--- Begin ---

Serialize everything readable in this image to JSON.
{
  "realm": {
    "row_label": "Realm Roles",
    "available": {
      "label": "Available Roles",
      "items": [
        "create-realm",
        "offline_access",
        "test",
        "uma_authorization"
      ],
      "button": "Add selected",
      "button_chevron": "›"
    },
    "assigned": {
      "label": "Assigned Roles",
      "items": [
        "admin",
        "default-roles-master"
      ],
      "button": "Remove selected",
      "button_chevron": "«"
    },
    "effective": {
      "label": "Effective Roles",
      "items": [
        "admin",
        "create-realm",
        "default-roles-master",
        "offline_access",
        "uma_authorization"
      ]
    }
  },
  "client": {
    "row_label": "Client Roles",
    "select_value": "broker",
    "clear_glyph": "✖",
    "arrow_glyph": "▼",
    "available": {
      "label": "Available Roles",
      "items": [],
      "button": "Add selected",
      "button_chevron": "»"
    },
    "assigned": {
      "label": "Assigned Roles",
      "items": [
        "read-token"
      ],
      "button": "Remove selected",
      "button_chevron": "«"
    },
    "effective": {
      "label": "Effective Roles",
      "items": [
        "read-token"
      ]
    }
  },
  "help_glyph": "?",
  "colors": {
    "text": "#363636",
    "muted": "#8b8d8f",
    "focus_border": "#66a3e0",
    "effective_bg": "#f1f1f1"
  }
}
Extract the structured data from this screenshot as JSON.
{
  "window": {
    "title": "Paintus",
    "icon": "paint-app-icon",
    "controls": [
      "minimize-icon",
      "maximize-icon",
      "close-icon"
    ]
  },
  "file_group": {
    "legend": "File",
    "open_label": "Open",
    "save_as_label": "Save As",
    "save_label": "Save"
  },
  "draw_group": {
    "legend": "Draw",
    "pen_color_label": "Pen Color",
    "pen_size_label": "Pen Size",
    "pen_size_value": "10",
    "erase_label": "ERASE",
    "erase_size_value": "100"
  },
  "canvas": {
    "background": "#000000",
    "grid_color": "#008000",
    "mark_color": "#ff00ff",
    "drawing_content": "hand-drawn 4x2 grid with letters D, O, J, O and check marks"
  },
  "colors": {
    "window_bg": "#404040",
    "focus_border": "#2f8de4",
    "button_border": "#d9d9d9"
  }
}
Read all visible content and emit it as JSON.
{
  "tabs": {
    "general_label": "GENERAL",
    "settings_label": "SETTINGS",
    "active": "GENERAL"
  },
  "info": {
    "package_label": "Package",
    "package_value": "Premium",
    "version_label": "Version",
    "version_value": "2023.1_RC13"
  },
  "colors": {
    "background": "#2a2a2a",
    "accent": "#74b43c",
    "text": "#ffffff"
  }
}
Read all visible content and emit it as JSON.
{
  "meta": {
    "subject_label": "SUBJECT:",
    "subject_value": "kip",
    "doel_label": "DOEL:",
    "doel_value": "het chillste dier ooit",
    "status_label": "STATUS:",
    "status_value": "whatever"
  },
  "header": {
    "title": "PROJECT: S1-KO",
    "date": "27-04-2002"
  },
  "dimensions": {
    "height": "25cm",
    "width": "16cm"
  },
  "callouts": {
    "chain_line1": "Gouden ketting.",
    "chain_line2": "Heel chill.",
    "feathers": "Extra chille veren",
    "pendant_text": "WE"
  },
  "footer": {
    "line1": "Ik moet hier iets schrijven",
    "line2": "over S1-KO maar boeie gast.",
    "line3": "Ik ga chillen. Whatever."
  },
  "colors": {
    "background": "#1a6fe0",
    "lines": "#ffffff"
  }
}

--- End ---

§ **TASK TO COMPLETE**: Recite the full listing above exactly.

§ **RESPONSE FOR THIS EXERCISE**:
Serialize everything readable in this image to JSON.
{
  "realm": {
    "row_label": "Realm Roles",
    "available": {
      "label": "Available Roles",
      "items": [
        "create-realm",
        "offline_access",
        "test",
        "uma_authorization"
      ],
      "button": "Add selected",
      "button_chevron": "›"
    },
    "assigned": {
      "label": "Assigned Roles",
      "items": [
        "admin",
        "default-roles-master"
      ],
      "button": "Remove selected",
      "button_chevron": "«"
    },
    "effective": {
      "label": "Effective Roles",
      "items": [
        "admin",
        "create-realm",
        "default-roles-master",
        "offline_access",
        "uma_authorization"
      ]
    }
  },
  "client": {
    "row_label": "Client Roles",
    "select_value": "broker",
    "clear_glyph": "✖",
    "arrow_glyph": "▼",
    "available": {
      "label": "Available Roles",
      "items": [],
      "button": "Add selected",
      "button_chevron": "»"
    },
    "assigned": {
      "label": "Assigned Roles",
      "items": [
        "read-token"
      ],
      "button": "Remove selected",
      "button_chevron": "«"
    },
    "effective": {
      "label": "Effective Roles",
      "items": [
        "read-token"
      ]
    }
  },
  "help_glyph": "?",
  "colors": {
    "text": "#363636",
    "muted": "#8b8d8f",
    "focus_border": "#66a3e0",
    "effective_bg": "#f1f1f1"
  }
}
Extract the structured data from this screenshot as JSON.
{
  "window": {
    "title": "Paintus",
    "icon": "paint-app-icon",
    "controls": [
      "minimize-icon",
      "maximize-icon",
      "close-icon"
    ]
  },
  "file_group": {
    "legend": "File",
    "open_label": "Open",
    "save_as_label": "Save As",
    "save_label": "Save"
  },
  "draw_group": {
    "legend": "Draw",
    "pen_color_label": "Pen Color",
    "pen_size_label": "Pen Size",
    "pen_size_value": "10",
    "erase_label": "ERASE",
    "erase_size_value": "100"
  },
  "canvas": {
    "background": "#000000",
    "grid_color": "#008000",
    "mark_color": "#ff00ff",
    "drawing_content": "hand-drawn 4x2 grid with letters D, O, J, O and check marks"
  },
  "colors": {
    "window_bg": "#404040",
    "focus_border": "#2f8de4",
    "button_border": "#d9d9d9"
  }
}
Read all visible content and emit it as JSON.
{
  "tabs": {
    "general_label": "GENERAL",
    "settings_label": "SETTINGS",
    "active": "GENERAL"
  },
  "info": {
    "package_label": "Package",
    "package_value": "Premium",
    "version_label": "Version",
    "version_value": "2023.1_RC13"
  },
  "colors": {
    "background": "#2a2a2a",
    "accent": "#74b43c",
    "text": "#ffffff"
  }
}
Read all visible content and emit it as JSON.
{
  "meta": {
    "subject_label": "SUBJECT:",
    "subject_value": "kip",
    "doel_label": "DOEL:",
    "doel_value": "het chillste dier ooit",
    "status_label": "STATUS:",
    "status_value": "whatever"
  },
  "header": {
    "title": "PROJECT: S1-KO",
    "date": "27-04-2002"
  },
  "dimensions": {
    "height": "25cm",
    "width": "16cm"
  },
  "callouts": {
    "chain_line1": "Gouden ketting.",
    "chain_line2": "Heel chill.",
    "feathers": "Extra chille veren",
    "pendant_text": "WE"
  },
  "footer": {
    "line1": "Ik moet hier iets schrijven",
    "line2": "over S1-KO maar boeie gast.",
    "line3": "Ik ga chillen. Whatever."
  },
  "colors": {
    "background": "#1a6fe0",
    "lines": "#ffffff"
  }
}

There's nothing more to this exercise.